◆ Consigna
Responde con el texto sobre el 18 de julio de 1936:
(a) ¿Qué día de la semana visitaron los abuelos varios domicilios familiares para despedirse?
(b) ¿En qué ciudad iban a pasar los abuelos las dos semanas siguientes?
(c) ¿Qué países sabían los abuelos que estaban gobernados por criminales?

◆ Texto proporcionado
Absolutamente nadie tiene competencia alguna para matar a nadie, muchísimo menos si es un funcionario público que debe predicar con el ejemplo en el cumplimiento de sus deberes

El sábado 18 de julio de 1936, mis abuelos, maestros de derecha y misa pero también republicanos de Martínez Barrio, acudieron con sus hijos a varios domicilios familiares para despedirse y comunicarles que durante las próximas dos semanas estarían tomando las aguas en Alicante. Después de las visitas, regresaron a casa. Mi abuelo encendió la radio telefunken y, según me contó mi padre muchos años después, fue poniéndose muy pálido y nervioso. Llamó a su mujer y le contó lo que creía iba a suceder. Posteriormente ambos dijeron a sus hijos que se quedaban en el pueblo, posponiendo el viaje a Alicante hasta mejor ocasión: Acababa de oír en una emisora que las tropas acuarteladas en Marruecos se habían sublevado y que pretendían extender la rebelión a la Península. Mis abuelos eran lectores empedernidos, lo mismo de libros que de periódicos, hasta ese día no temían absolutamente nada y por eso pensaron, como todos los años, en ir a pasar unos días a Alicante. Por supuesto que estaban al corriente de los conflictos obreros, de los choque entre la policía y los jornaleros, de la situación de miseria en la que vivían millones de españoles y de las conspiraciones militares que no habían dejado de existir desde el mismo día en que se proclamó la República. Pese a ello, nunca pensaron en que aquellas intentonas militaristas fuesen a cuajar, mucho menos en matanzas del calibre de las acaecidas a partir de ese día y hasta los años ochenta. Sabían que Italia, Austria y Alemania estaban gobernadas por criminales, pero creían que España ya había sufrido bastante en el pasado como para que esa locura arraigase también.

◆ Entradas de datos almacenadas
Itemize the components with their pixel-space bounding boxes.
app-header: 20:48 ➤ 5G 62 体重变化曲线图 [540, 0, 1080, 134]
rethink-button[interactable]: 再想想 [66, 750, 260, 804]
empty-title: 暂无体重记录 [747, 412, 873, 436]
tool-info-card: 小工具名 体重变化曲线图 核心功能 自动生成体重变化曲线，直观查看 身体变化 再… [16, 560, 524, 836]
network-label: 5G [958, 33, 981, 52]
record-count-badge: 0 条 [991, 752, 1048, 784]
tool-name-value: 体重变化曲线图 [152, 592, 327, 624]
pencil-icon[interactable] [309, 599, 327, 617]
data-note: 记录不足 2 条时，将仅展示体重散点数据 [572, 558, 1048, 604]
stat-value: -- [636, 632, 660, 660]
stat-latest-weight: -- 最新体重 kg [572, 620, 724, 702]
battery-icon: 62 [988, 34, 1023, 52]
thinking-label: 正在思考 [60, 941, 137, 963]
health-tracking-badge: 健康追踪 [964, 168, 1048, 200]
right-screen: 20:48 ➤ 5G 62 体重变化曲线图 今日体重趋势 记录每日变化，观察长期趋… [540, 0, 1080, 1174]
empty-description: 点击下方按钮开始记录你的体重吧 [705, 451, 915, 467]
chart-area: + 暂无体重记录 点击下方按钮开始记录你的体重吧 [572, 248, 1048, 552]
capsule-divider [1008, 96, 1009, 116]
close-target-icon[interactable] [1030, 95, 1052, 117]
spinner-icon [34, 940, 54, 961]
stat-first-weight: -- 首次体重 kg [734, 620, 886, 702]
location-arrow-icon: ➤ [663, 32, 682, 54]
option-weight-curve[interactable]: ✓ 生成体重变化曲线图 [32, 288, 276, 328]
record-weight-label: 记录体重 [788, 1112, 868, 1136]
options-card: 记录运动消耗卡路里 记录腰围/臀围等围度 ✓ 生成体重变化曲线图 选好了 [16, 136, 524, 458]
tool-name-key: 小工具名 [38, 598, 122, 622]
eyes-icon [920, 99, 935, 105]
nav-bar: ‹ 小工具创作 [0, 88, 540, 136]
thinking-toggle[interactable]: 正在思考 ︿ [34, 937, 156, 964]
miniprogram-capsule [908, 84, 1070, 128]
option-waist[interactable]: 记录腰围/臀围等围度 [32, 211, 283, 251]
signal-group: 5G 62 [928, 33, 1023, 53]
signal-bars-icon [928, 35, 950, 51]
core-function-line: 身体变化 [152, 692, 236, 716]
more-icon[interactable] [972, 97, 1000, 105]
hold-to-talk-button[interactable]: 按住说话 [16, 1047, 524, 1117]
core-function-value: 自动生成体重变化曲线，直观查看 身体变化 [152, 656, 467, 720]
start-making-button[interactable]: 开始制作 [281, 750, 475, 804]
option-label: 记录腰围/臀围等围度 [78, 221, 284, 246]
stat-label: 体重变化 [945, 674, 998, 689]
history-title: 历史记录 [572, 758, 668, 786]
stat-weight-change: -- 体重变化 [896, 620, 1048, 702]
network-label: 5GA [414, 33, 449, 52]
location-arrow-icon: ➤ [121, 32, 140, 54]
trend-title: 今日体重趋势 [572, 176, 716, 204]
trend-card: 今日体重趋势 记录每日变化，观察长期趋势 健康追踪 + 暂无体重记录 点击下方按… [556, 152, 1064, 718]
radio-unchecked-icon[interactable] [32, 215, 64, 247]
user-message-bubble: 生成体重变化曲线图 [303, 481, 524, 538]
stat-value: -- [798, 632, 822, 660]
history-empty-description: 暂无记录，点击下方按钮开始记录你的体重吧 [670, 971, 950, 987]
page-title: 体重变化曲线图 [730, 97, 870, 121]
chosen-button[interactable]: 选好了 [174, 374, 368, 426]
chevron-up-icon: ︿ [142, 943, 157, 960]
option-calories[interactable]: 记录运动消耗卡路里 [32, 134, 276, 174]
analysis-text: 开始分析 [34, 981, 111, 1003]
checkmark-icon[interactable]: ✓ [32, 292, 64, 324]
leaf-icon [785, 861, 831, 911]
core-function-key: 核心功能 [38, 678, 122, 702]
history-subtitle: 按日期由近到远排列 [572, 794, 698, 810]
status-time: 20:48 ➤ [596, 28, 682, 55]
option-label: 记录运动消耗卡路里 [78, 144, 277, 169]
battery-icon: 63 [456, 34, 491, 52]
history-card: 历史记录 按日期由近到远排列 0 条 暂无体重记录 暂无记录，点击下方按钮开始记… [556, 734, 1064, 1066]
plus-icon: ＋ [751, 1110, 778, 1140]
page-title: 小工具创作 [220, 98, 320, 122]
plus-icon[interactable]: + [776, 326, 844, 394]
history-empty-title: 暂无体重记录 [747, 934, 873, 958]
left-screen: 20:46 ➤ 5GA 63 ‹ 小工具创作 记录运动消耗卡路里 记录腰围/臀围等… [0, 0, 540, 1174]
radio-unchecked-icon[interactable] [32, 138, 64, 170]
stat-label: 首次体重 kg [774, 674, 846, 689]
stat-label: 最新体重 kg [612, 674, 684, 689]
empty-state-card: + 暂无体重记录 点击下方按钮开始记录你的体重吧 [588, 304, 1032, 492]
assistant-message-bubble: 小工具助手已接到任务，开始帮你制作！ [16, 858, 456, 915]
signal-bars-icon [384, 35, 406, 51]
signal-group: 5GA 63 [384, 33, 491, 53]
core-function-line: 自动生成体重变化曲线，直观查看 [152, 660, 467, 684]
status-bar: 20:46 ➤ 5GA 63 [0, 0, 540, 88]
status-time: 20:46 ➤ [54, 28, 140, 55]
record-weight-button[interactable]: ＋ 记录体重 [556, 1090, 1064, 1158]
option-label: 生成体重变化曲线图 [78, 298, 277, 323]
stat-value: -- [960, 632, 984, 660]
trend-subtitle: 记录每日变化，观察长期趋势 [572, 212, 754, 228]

◆ Solución propuesta
(a) El sábado.
(b) En Alicante.
(c) Italia, Austria y Alemania.